Dataset records:

-- -- --

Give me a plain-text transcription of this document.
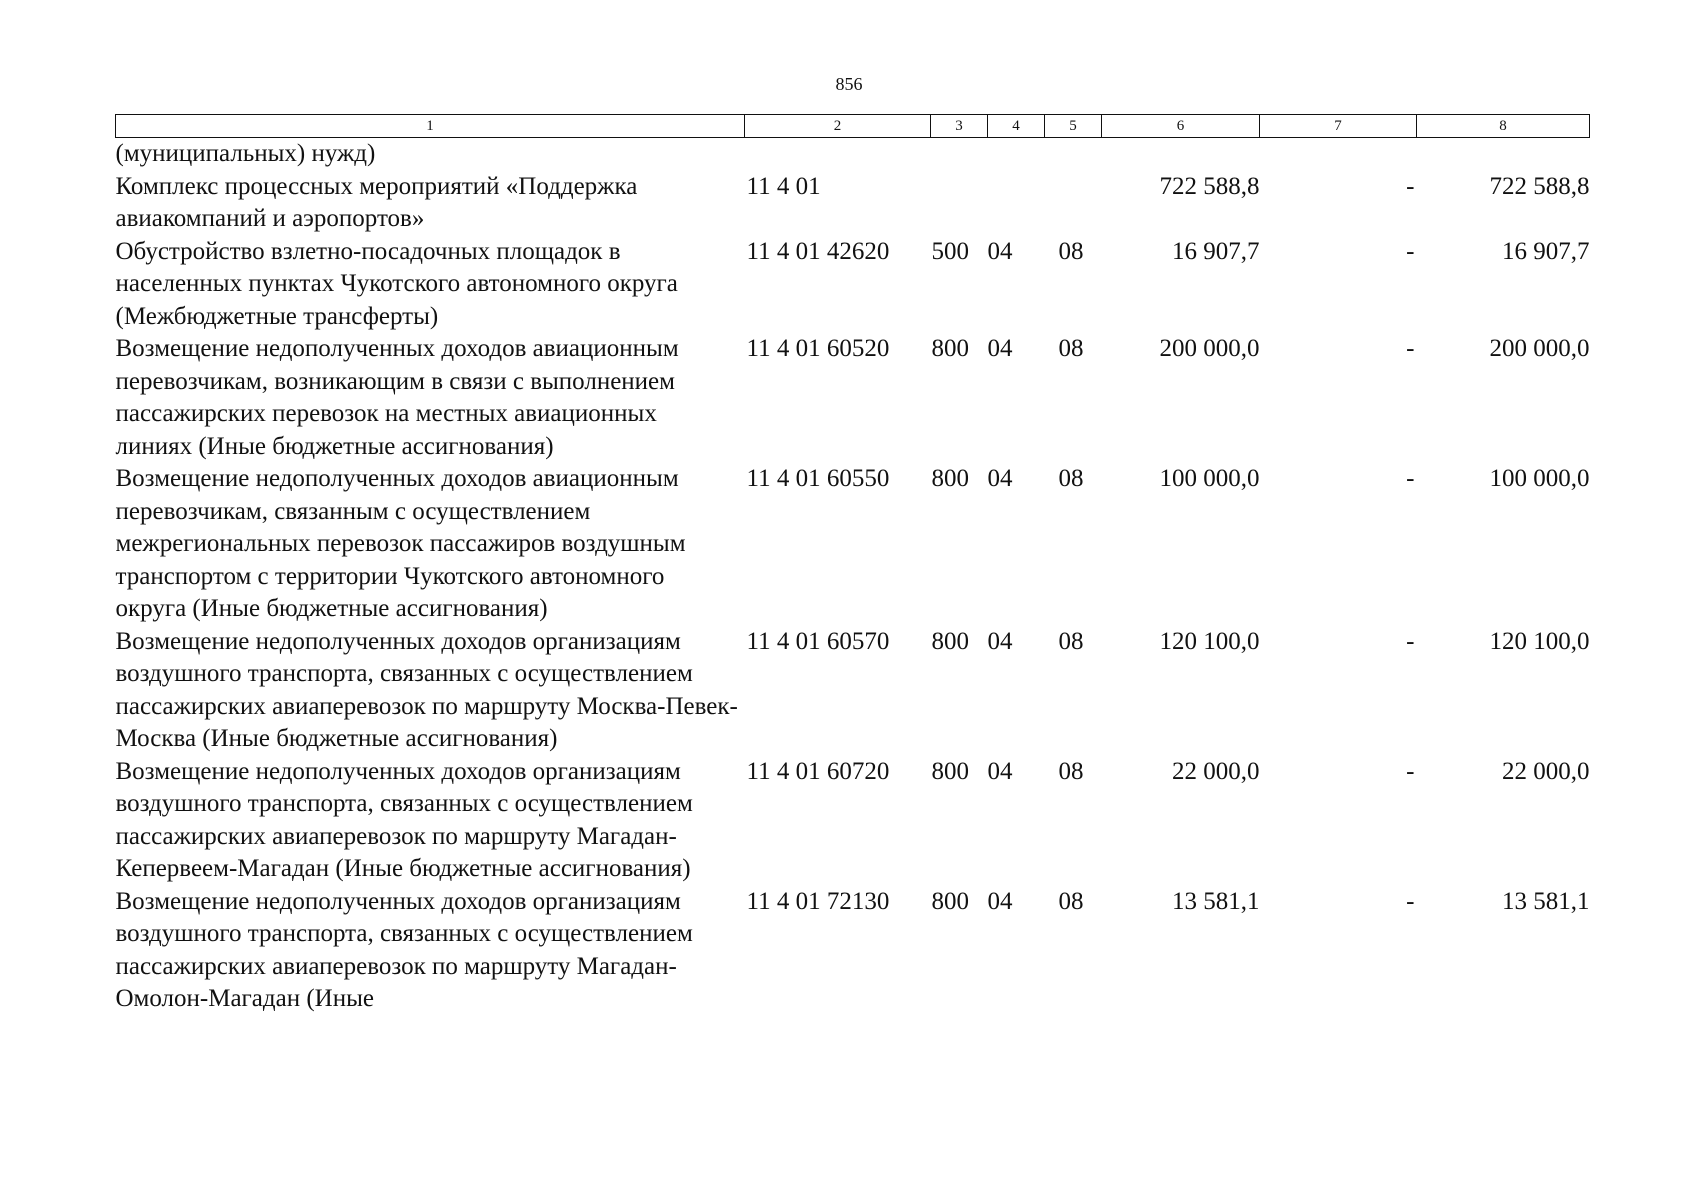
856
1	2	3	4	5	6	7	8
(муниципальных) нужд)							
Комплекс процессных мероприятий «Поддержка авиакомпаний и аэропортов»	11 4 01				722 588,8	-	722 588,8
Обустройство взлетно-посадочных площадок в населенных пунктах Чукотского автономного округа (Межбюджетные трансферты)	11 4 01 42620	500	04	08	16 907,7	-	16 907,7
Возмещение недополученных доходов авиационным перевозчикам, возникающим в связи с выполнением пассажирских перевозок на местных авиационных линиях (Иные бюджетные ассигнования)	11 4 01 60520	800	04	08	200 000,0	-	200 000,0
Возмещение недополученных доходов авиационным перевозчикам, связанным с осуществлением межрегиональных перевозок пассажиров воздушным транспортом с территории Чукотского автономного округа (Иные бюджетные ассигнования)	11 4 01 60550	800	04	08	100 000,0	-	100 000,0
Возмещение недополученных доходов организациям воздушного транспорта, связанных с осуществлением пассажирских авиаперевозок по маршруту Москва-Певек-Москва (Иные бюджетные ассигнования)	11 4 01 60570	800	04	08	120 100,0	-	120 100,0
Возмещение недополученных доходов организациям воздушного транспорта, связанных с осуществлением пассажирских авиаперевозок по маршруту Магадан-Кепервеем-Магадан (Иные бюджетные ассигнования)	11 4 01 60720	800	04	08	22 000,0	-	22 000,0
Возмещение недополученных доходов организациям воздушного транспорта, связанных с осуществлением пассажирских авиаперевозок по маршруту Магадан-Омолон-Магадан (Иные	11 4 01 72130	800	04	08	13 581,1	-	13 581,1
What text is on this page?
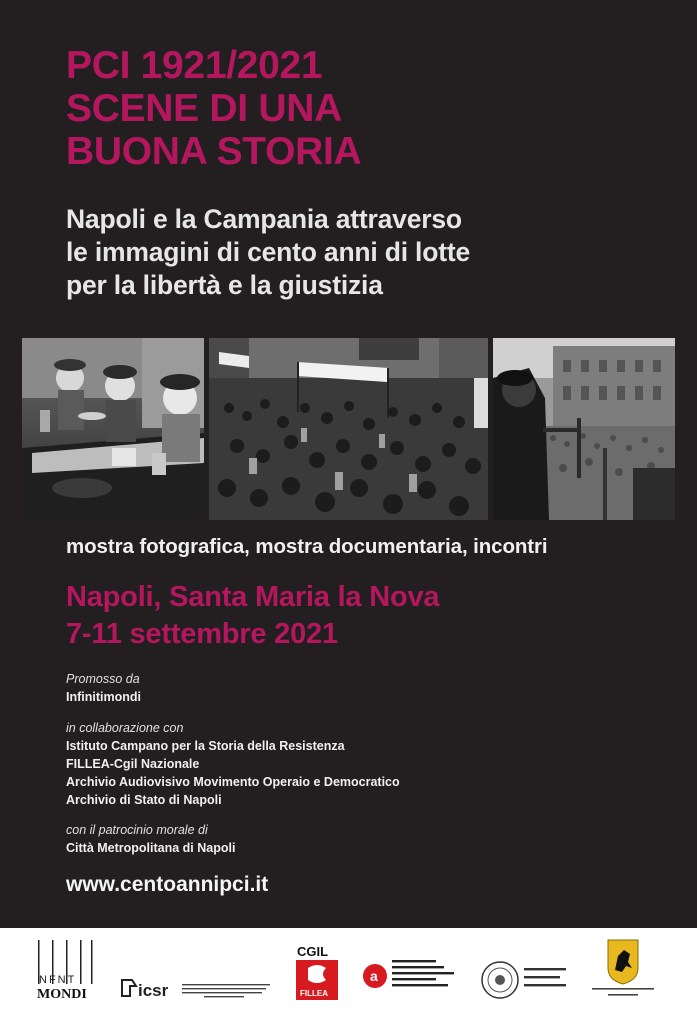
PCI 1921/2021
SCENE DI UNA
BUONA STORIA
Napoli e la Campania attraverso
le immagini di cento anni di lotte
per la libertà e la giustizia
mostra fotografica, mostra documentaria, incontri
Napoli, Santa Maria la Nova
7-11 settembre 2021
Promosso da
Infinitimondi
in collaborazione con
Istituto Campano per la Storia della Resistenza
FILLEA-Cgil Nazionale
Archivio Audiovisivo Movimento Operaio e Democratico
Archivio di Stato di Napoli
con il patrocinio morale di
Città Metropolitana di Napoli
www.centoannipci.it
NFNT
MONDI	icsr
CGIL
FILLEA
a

-- -- --

• [WORK INSTRUCTIONS]:
Leave out the pictures and return every record word for word.

• [RESPONSE]:
Give me a plain-text transcription of this document.
856
1	2	3	4	5	6	7	8
(муниципальных) нужд)							
Комплекс процессных мероприятий «Поддержка авиакомпаний и аэропортов»	11 4 01				722 588,8	-	722 588,8
Обустройство взлетно-посадочных площадок в населенных пунктах Чукотского автономного округа (Межбюджетные трансферты)	11 4 01 42620	500	04	08	16 907,7	-	16 907,7
Возмещение недополученных доходов авиационным перевозчикам, возникающим в связи с выполнением пассажирских перевозок на местных авиационных линиях (Иные бюджетные ассигнования)	11 4 01 60520	800	04	08	200 000,0	-	200 000,0
Возмещение недополученных доходов авиационным перевозчикам, связанным с осуществлением межрегиональных перевозок пассажиров воздушным транспортом с территории Чукотского автономного округа (Иные бюджетные ассигнования)	11 4 01 60550	800	04	08	100 000,0	-	100 000,0
Возмещение недополученных доходов организациям воздушного транспорта, связанных с осуществлением пассажирских авиаперевозок по маршруту Москва-Певек-Москва (Иные бюджетные ассигнования)	11 4 01 60570	800	04	08	120 100,0	-	120 100,0
Возмещение недополученных доходов организациям воздушного транспорта, связанных с осуществлением пассажирских авиаперевозок по маршруту Магадан-Кепервеем-Магадан (Иные бюджетные ассигнования)	11 4 01 60720	800	04	08	22 000,0	-	22 000,0
Возмещение недополученных доходов организациям воздушного транспорта, связанных с осуществлением пассажирских авиаперевозок по маршруту Магадан-Омолон-Магадан (Иные	11 4 01 72130	800	04	08	13 581,1	-	13 581,1
What text is on this page?
PCI 1921/2021
SCENE DI UNA
BUONA STORIA
Napoli e la Campania attraverso
le immagini di cento anni di lotte
per la libertà e la giustizia
mostra fotografica, mostra documentaria, incontri
Napoli, Santa Maria la Nova
7-11 settembre 2021
Promosso da
Infinitimondi
in collaborazione con
Istituto Campano per la Storia della Resistenza
FILLEA-Cgil Nazionale
Archivio Audiovisivo Movimento Operaio e Democratico
Archivio di Stato di Napoli
con il patrocinio morale di
Città Metropolitana di Napoli
www.centoannipci.it
NFNT
MONDI	icsr
CGIL
FILLEA
a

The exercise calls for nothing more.